---------- MATERIAL SUPPLIED
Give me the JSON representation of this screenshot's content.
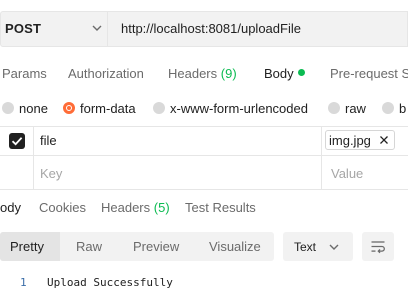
{
  "request": {
    "method": "POST",
    "url": "http://localhost:8081/uploadFile"
  },
  "request_tabs": [
    {
      "label": "Params"
    },
    {
      "label": "Authorization"
    },
    {
      "label": "Headers",
      "count": "(9)"
    },
    {
      "label": "Body",
      "active": true
    },
    {
      "label": "Pre-request S"
    }
  ],
  "body_types": [
    {
      "label": "none"
    },
    {
      "label": "form-data",
      "selected": true
    },
    {
      "label": "x-www-form-urlencoded"
    },
    {
      "label": "raw"
    },
    {
      "label": "b"
    }
  ],
  "form_rows": [
    {
      "key": "file",
      "value": "img.jpg",
      "checked": true
    },
    {
      "key_placeholder": "Key",
      "value_placeholder": "Value"
    }
  ],
  "response_tabs": [
    {
      "label": "ody",
      "active": true
    },
    {
      "label": "Cookies"
    },
    {
      "label": "Headers",
      "count": "(5)"
    },
    {
      "label": "Test Results"
    }
  ],
  "view_modes": [
    "Pretty",
    "Raw",
    "Preview",
    "Visualize"
  ],
  "format": "Text",
  "response_lines": [
    {
      "num": "1",
      "text": "Upload Successfully"
    }
  ],
  "colors": {
    "accent": "#ff6c37",
    "success": "#0cbb52"
  },
  "icons": [
    "chevron-down-icon",
    "checkbox-checked-icon",
    "close-icon",
    "wrap-lines-icon"
  ]
}
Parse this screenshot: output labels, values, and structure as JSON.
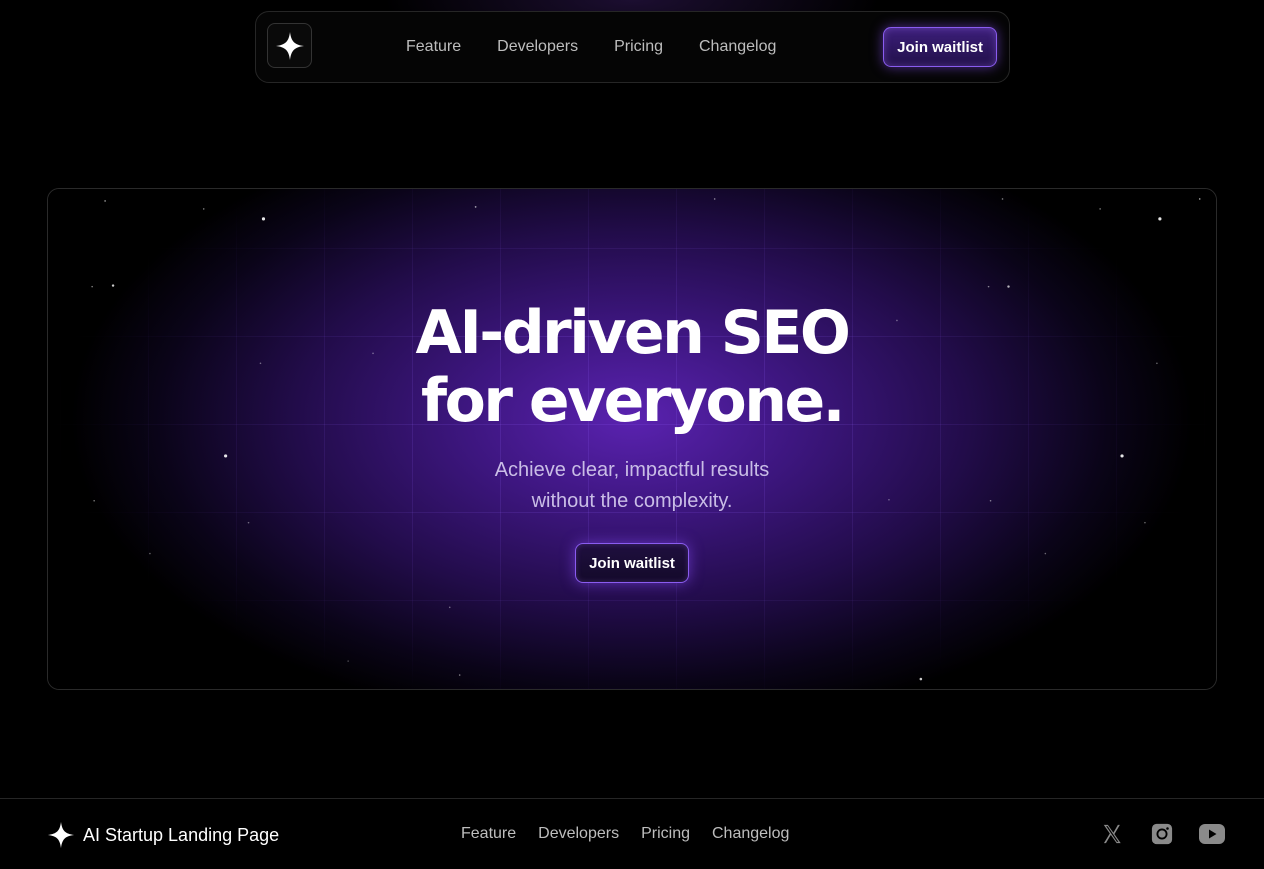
{
  "header": {
    "logo_icon": "sparkle-icon",
    "nav": [
      {
        "label": "Feature"
      },
      {
        "label": "Developers"
      },
      {
        "label": "Pricing"
      },
      {
        "label": "Changelog"
      }
    ],
    "cta_label": "Join waitlist"
  },
  "hero": {
    "title_line1": "AI-driven SEO",
    "title_line2": "for everyone.",
    "subtitle_line1": "Achieve clear, impactful results",
    "subtitle_line2": "without the complexity.",
    "cta_label": "Join waitlist"
  },
  "footer": {
    "brand_icon": "sparkle-icon",
    "brand": "AI Startup Landing Page",
    "nav": [
      {
        "label": "Feature"
      },
      {
        "label": "Developers"
      },
      {
        "label": "Pricing"
      },
      {
        "label": "Changelog"
      }
    ],
    "social": [
      {
        "icon": "x-twitter-icon"
      },
      {
        "icon": "instagram-icon"
      },
      {
        "icon": "youtube-icon"
      }
    ]
  },
  "colors": {
    "background": "#000000",
    "accent": "#8a5cf0",
    "hero_glow": "#5a22b0",
    "muted_text": "#bdbdbd"
  }
}
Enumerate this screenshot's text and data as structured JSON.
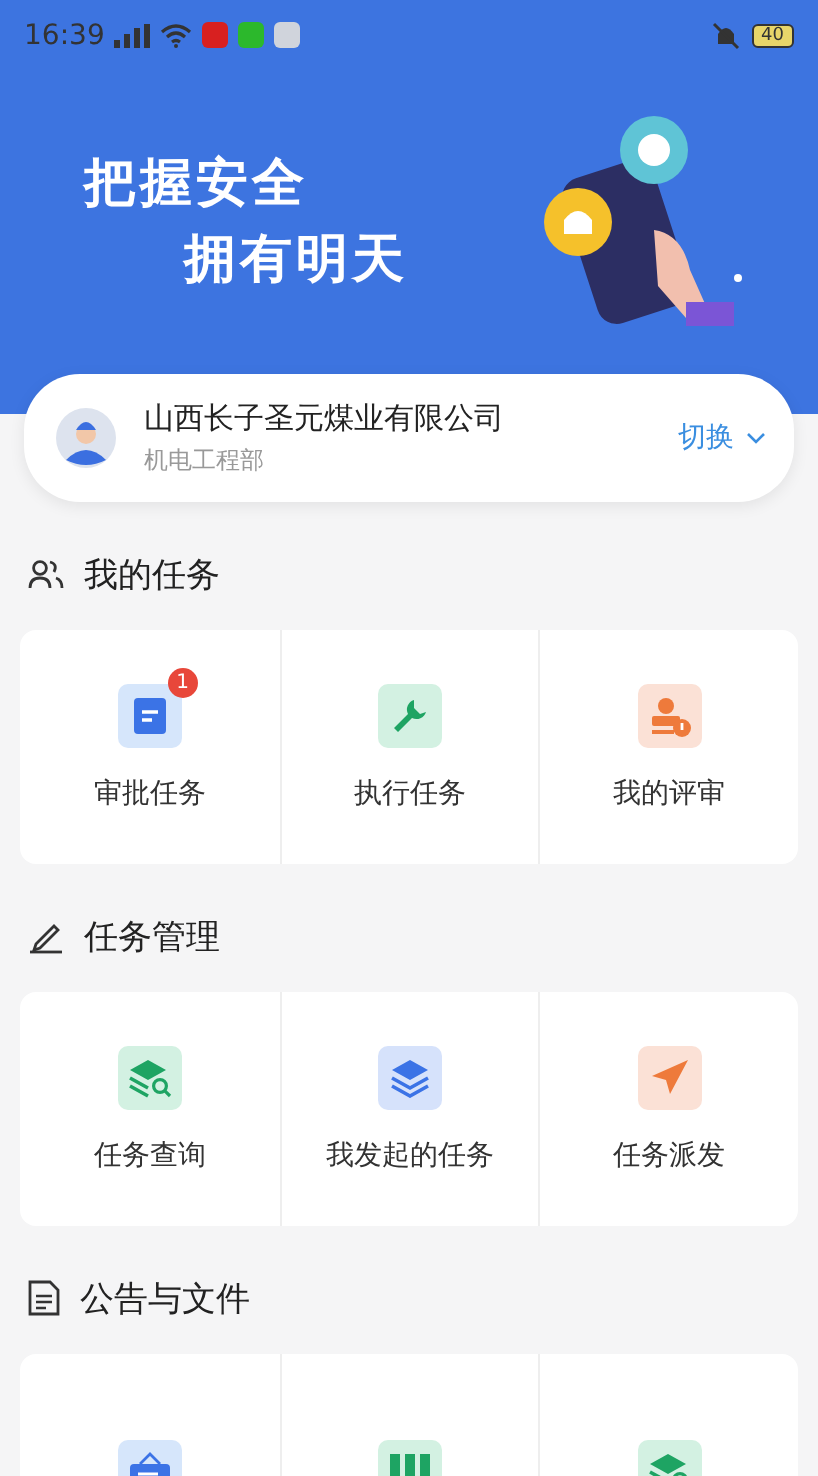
{
  "status_bar": {
    "time": "16:39",
    "battery": "40"
  },
  "banner": {
    "lines": [
      "把握安全",
      "拥有明天"
    ]
  },
  "org_card": {
    "company": "山西长子圣元煤业有限公司",
    "department": "机电工程部",
    "switch_label": "切换"
  },
  "sections": [
    {
      "title": "我的任务",
      "kind": "people",
      "items": [
        {
          "label": "审批任务",
          "kind": "doc",
          "badge": "1"
        },
        {
          "label": "执行任务",
          "kind": "wrench"
        },
        {
          "label": "我的评审",
          "kind": "stamp"
        }
      ]
    },
    {
      "title": "任务管理",
      "kind": "pen",
      "items": [
        {
          "label": "任务查询",
          "kind": "layers-search"
        },
        {
          "label": "我发起的任务",
          "kind": "layers"
        },
        {
          "label": "任务派发",
          "kind": "plane"
        }
      ]
    },
    {
      "title": "公告与文件",
      "kind": "file",
      "items": [
        {
          "kind": "board"
        },
        {
          "kind": "binders"
        },
        {
          "kind": "layers-search"
        }
      ]
    }
  ]
}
--------------------
Collect every line from the records above that contains the word "kind".

**FINISHED ANSWER:**
      "kind": "people",
          "kind": "doc",
          "kind": "wrench"
          "kind": "stamp"
      "kind": "pen",
          "kind": "layers-search"
          "kind": "layers"
          "kind": "plane"
      "kind": "file",
          "kind": "board"
          "kind": "binders"
          "kind": "layers-search"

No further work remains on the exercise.